▸ Directive:
Where the word "document" occurs in a line, return that line.

>> Start Items

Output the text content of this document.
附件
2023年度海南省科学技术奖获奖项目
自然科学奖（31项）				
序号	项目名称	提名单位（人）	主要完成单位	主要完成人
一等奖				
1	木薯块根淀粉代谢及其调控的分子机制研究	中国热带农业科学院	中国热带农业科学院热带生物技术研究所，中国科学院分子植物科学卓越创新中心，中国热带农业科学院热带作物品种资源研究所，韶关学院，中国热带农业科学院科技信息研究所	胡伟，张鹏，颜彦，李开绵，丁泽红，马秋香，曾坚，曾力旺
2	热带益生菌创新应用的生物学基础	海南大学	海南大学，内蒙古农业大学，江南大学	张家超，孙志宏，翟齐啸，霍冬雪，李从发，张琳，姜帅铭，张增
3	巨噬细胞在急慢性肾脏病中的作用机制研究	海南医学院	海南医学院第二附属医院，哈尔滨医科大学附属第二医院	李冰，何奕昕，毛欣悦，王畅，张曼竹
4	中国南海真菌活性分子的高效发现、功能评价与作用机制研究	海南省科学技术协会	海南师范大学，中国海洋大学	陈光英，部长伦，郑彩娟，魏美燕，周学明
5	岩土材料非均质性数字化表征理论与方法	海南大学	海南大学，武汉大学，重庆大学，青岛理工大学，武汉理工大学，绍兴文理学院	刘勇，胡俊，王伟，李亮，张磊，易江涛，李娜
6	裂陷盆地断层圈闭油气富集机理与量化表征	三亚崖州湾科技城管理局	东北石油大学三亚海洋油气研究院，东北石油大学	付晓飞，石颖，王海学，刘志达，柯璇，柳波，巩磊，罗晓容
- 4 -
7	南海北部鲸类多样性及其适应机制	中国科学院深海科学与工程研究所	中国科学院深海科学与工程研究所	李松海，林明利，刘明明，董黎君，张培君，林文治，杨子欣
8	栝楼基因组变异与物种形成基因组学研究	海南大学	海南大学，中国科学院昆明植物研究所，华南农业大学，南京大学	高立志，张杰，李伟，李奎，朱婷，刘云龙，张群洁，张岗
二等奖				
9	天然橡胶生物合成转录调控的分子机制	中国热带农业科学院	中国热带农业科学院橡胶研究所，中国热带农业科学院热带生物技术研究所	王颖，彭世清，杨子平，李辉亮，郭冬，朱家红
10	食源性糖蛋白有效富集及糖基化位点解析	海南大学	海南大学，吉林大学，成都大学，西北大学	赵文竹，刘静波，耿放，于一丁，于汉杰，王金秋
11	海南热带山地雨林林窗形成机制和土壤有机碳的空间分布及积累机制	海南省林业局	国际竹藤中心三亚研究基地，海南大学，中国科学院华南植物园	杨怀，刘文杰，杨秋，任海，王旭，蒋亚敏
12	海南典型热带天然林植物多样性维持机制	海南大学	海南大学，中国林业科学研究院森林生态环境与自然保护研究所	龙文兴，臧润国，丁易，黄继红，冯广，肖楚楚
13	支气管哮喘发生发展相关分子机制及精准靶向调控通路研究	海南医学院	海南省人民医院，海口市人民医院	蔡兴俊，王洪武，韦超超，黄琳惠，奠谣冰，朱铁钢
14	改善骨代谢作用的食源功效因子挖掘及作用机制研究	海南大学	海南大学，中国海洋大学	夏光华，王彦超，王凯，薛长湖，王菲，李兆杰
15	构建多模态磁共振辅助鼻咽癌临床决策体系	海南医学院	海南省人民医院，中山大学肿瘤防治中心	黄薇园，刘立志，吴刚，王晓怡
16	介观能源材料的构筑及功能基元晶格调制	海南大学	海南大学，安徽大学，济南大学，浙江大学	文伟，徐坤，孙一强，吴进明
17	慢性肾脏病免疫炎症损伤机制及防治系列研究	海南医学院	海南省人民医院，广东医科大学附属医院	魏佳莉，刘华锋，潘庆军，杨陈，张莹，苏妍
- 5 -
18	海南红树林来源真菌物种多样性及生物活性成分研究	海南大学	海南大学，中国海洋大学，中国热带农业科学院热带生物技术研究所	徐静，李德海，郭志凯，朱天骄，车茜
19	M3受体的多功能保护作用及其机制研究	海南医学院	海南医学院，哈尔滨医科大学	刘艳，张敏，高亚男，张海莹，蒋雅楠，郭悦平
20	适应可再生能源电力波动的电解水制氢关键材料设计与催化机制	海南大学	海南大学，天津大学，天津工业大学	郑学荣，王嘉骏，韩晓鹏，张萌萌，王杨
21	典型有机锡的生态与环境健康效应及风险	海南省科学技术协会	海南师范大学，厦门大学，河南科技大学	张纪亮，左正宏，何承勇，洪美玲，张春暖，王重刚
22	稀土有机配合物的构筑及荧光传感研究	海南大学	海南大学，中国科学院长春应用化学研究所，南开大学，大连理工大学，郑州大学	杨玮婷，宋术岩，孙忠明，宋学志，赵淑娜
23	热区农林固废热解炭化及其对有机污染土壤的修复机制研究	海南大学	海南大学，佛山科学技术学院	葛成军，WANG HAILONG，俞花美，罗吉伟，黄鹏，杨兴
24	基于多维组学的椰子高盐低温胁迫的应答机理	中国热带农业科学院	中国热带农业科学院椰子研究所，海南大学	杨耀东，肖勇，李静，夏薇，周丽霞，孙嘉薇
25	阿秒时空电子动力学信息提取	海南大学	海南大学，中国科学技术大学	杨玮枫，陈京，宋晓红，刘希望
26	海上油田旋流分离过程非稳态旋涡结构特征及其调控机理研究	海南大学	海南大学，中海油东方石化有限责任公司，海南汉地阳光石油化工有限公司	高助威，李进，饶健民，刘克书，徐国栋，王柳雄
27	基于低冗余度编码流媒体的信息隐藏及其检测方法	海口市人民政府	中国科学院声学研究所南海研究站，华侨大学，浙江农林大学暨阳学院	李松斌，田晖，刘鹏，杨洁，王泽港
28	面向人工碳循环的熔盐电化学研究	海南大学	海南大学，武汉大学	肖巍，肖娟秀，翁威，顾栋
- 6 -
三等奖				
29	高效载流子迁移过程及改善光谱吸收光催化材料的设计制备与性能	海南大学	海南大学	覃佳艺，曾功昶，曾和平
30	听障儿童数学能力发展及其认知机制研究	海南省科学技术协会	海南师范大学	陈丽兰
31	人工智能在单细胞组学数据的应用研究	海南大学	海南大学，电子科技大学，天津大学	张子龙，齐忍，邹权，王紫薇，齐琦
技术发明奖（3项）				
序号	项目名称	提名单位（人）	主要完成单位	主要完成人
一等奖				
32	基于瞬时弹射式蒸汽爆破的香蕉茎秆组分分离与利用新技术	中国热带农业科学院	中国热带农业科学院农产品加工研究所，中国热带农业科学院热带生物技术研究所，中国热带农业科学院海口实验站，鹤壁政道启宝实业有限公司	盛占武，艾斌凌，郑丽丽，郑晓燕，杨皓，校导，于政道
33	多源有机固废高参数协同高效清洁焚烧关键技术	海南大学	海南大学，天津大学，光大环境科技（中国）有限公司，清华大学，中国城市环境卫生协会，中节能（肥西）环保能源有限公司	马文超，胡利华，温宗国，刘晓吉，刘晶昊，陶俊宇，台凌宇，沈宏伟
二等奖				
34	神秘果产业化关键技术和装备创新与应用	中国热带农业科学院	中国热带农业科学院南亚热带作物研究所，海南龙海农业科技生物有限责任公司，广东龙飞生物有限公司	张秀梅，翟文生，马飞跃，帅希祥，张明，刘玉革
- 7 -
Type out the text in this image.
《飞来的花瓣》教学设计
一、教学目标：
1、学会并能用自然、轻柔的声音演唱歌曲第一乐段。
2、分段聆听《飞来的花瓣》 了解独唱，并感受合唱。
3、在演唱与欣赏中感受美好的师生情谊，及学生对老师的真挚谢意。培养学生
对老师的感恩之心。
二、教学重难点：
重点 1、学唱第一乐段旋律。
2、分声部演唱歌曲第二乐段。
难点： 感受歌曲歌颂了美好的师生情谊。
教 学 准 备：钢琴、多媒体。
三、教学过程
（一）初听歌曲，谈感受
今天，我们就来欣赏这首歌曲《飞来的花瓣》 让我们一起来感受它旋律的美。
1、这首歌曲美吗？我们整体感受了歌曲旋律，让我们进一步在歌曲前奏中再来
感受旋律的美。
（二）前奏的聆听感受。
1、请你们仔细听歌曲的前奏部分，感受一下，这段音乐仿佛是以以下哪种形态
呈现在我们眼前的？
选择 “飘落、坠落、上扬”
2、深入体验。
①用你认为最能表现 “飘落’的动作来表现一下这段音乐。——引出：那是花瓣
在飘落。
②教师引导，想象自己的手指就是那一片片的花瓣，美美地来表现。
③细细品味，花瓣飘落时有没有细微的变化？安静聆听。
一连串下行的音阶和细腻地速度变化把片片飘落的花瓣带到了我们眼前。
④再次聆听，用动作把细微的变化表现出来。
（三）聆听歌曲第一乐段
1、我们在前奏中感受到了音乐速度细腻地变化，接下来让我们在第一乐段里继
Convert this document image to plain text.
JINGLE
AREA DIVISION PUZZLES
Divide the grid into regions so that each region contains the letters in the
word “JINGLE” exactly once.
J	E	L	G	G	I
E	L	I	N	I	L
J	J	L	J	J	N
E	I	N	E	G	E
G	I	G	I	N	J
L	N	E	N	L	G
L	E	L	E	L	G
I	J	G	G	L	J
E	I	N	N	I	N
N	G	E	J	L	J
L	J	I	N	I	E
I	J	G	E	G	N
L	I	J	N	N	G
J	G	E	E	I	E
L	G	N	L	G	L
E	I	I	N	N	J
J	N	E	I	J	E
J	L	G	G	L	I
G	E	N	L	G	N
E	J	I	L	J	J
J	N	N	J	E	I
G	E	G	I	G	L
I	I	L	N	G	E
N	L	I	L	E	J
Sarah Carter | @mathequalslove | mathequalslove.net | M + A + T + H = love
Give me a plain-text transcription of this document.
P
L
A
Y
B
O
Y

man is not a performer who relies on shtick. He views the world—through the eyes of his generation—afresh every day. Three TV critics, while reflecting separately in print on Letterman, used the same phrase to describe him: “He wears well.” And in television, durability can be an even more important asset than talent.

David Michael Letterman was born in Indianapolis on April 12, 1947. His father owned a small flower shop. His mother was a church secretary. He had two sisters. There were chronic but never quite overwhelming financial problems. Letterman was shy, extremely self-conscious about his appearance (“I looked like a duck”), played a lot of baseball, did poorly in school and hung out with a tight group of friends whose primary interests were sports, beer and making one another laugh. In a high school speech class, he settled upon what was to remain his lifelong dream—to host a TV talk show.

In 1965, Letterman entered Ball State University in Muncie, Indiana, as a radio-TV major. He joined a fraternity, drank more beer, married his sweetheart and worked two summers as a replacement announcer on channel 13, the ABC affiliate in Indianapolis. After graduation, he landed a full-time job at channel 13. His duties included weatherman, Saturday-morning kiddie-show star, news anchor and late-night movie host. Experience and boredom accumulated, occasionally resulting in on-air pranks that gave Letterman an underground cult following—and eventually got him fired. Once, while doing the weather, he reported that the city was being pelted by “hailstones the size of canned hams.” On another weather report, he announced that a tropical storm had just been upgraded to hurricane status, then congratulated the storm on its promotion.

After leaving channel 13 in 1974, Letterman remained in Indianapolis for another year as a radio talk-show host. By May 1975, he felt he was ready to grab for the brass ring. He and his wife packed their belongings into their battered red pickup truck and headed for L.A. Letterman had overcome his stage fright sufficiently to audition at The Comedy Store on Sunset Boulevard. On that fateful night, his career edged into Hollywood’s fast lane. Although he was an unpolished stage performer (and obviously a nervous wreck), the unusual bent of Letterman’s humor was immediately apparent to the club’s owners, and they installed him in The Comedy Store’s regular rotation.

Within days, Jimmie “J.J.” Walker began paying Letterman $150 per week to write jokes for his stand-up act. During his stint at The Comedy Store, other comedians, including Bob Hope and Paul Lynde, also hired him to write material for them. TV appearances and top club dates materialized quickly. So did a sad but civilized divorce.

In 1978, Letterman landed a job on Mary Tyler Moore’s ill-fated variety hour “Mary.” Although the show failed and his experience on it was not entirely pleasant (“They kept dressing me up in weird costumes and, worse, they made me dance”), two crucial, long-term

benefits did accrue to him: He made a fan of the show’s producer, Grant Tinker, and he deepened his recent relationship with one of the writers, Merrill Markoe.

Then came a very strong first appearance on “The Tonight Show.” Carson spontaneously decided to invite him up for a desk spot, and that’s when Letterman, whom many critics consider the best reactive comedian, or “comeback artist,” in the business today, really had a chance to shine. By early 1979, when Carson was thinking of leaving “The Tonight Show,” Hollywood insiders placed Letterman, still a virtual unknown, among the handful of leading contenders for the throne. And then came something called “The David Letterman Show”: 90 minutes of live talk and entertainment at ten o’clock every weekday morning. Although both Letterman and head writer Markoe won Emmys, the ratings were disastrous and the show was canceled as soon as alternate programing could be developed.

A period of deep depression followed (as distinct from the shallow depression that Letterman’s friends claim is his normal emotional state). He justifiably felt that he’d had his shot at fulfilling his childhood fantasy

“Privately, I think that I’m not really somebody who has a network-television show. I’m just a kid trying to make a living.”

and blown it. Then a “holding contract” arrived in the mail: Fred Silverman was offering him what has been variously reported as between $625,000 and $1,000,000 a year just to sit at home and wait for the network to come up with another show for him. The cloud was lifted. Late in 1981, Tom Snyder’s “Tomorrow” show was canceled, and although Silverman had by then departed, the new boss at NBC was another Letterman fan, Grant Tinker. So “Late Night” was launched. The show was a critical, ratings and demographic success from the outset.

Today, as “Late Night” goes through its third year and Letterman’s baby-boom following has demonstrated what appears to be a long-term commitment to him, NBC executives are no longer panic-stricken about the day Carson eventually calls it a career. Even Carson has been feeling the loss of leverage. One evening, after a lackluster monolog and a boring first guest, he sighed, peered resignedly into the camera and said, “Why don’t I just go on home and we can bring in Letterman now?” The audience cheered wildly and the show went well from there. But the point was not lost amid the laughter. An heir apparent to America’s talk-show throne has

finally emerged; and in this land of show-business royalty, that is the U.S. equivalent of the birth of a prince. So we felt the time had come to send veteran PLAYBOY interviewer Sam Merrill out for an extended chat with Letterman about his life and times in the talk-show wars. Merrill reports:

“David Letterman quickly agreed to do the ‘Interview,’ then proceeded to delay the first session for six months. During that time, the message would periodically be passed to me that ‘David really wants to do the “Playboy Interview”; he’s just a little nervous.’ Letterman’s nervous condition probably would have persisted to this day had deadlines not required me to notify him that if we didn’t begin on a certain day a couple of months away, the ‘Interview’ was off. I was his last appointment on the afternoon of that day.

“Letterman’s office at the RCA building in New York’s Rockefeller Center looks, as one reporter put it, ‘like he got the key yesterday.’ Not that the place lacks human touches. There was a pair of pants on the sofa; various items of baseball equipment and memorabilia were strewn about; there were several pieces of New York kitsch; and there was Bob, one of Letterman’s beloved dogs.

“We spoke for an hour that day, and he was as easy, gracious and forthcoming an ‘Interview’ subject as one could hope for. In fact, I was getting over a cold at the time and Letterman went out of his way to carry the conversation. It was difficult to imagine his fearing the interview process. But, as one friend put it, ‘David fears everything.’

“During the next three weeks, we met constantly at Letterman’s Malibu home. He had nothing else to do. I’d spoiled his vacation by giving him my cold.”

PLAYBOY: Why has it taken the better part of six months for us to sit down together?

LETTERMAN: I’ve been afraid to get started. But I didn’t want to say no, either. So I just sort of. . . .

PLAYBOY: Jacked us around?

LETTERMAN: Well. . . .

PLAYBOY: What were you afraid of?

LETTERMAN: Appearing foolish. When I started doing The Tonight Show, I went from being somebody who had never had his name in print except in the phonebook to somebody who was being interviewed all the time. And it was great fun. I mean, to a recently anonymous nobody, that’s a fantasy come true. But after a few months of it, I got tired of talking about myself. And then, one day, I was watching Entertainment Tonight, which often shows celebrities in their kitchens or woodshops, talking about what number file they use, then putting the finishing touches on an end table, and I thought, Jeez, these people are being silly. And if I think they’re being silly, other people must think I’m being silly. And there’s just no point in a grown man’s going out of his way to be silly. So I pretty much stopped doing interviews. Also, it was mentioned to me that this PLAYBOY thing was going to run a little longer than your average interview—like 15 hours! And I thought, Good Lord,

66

>> End Items

▸ Written response:
Output the text content of this document.
Convert this document image to plain text.
Give me a plain-text transcription of this document.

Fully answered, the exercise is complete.